== Exercise requirements ==
Look through the records below, and copy out every line that holds the string "goes".

— Start Given records —

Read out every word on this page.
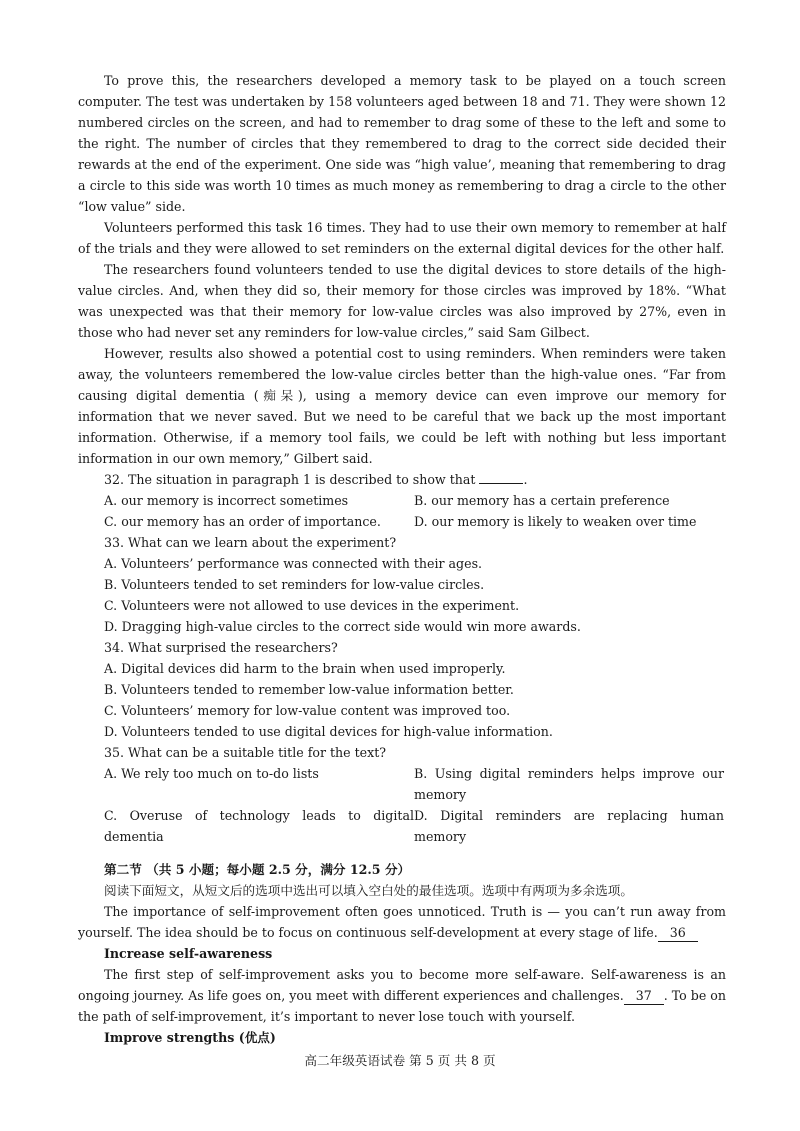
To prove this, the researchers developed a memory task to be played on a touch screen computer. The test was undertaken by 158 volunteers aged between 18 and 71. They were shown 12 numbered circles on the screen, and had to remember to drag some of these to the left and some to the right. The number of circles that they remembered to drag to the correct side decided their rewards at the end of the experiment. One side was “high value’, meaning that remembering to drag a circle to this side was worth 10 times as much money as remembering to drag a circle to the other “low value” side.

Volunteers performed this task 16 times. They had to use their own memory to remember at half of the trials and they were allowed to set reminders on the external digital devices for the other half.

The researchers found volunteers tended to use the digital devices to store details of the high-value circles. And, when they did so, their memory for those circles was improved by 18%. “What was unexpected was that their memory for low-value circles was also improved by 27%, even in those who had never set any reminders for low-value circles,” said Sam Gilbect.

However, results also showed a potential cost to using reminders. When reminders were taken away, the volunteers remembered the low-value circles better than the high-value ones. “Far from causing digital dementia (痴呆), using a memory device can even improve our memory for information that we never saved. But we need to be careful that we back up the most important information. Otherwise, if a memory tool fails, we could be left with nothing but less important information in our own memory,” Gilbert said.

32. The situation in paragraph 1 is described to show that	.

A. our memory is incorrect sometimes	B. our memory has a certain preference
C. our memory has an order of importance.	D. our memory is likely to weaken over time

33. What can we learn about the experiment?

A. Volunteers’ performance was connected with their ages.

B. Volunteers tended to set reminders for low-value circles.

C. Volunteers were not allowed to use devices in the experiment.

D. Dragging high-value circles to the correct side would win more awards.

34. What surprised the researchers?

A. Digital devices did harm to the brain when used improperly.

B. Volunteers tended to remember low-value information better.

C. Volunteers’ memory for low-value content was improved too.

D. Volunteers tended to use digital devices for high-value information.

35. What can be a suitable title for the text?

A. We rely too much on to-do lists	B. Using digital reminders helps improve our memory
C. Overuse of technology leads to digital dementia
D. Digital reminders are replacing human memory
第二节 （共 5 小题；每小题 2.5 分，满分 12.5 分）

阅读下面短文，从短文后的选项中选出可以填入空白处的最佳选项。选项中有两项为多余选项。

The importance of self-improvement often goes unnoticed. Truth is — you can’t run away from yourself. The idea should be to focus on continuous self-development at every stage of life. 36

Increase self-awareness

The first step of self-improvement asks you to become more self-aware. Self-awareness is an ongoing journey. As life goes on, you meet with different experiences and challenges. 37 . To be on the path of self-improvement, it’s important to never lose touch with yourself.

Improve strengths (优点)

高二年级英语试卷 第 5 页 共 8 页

— End Given records —
— Start Given records —

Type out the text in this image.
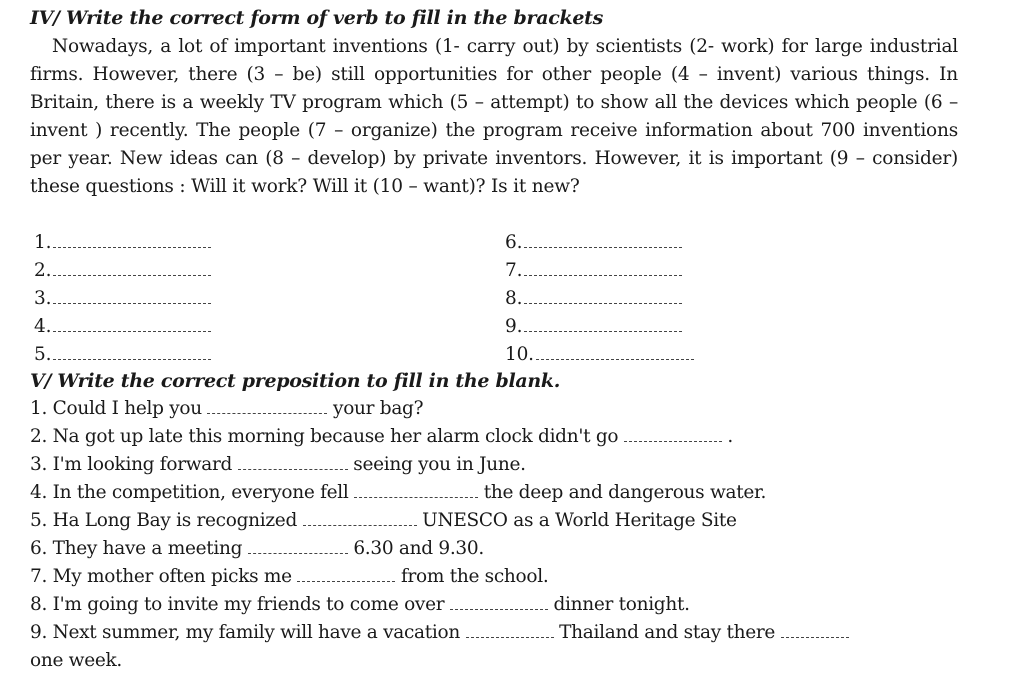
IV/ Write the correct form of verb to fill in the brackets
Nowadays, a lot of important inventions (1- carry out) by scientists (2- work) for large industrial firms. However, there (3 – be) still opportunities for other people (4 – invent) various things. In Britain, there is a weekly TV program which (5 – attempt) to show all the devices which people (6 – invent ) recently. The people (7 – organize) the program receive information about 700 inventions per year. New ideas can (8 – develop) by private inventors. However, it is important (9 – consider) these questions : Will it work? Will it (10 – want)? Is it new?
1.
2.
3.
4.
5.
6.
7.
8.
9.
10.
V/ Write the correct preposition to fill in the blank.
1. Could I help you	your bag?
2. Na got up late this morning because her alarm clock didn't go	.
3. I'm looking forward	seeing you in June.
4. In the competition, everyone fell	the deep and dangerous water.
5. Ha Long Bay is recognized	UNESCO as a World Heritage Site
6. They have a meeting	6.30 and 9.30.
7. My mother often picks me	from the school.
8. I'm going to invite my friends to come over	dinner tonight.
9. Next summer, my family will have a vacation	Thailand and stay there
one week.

— End Given records —
— Start Given records —

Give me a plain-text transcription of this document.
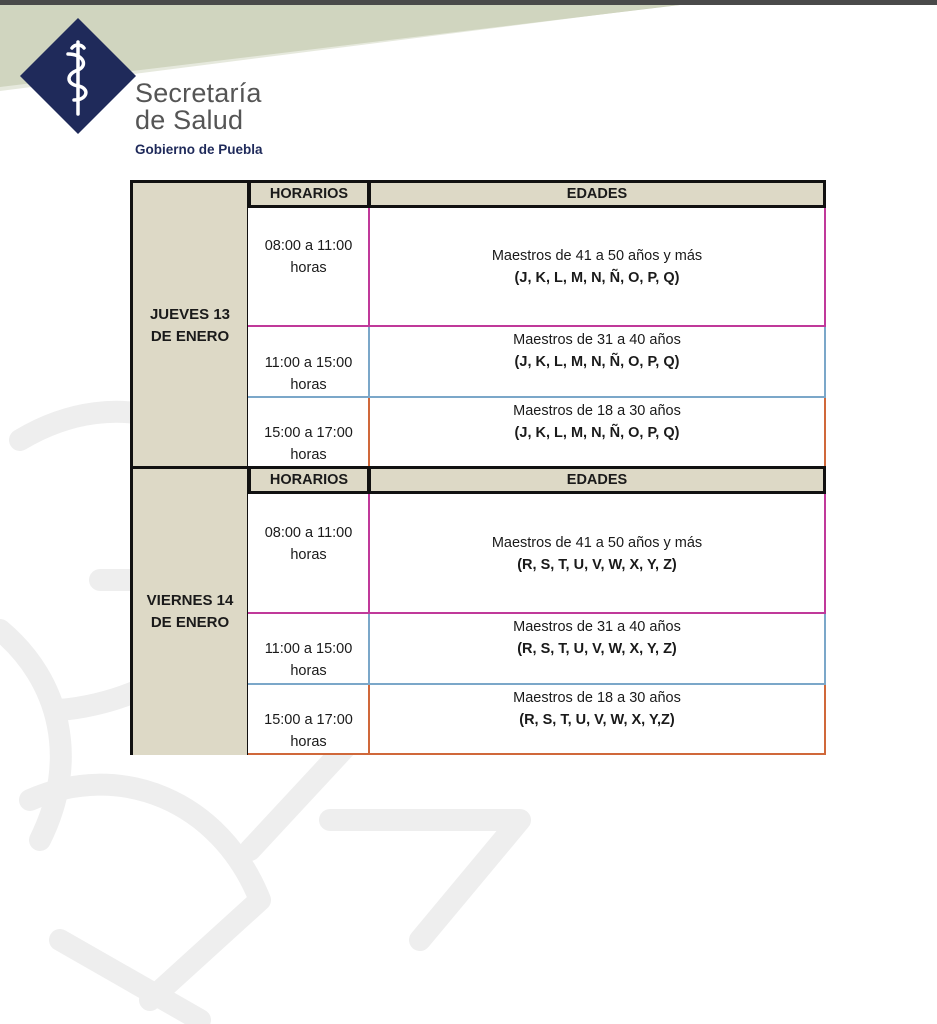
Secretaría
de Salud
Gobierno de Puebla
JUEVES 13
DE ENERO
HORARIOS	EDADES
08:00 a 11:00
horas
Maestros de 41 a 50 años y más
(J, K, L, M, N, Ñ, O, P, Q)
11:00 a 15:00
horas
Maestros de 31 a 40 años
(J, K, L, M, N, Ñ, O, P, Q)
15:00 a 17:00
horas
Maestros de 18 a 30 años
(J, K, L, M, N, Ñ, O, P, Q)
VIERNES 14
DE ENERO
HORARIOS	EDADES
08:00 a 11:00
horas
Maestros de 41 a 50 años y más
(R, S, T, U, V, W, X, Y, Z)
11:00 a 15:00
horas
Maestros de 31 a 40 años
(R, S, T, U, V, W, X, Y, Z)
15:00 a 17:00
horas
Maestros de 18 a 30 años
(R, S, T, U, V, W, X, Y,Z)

— End Given records —

== Complete answer ==
The importance of self-improvement often goes unnoticed. Truth is — you can’t run away from yourself. The idea should be to focus on continuous self-development at every stage of life. 36
The first step of self-improvement asks you to become more self-aware. Self-awareness is an ongoing journey. As life goes on, you meet with different experiences and challenges. 37 . To be on the path of self-improvement, it’s important to never lose touch with yourself.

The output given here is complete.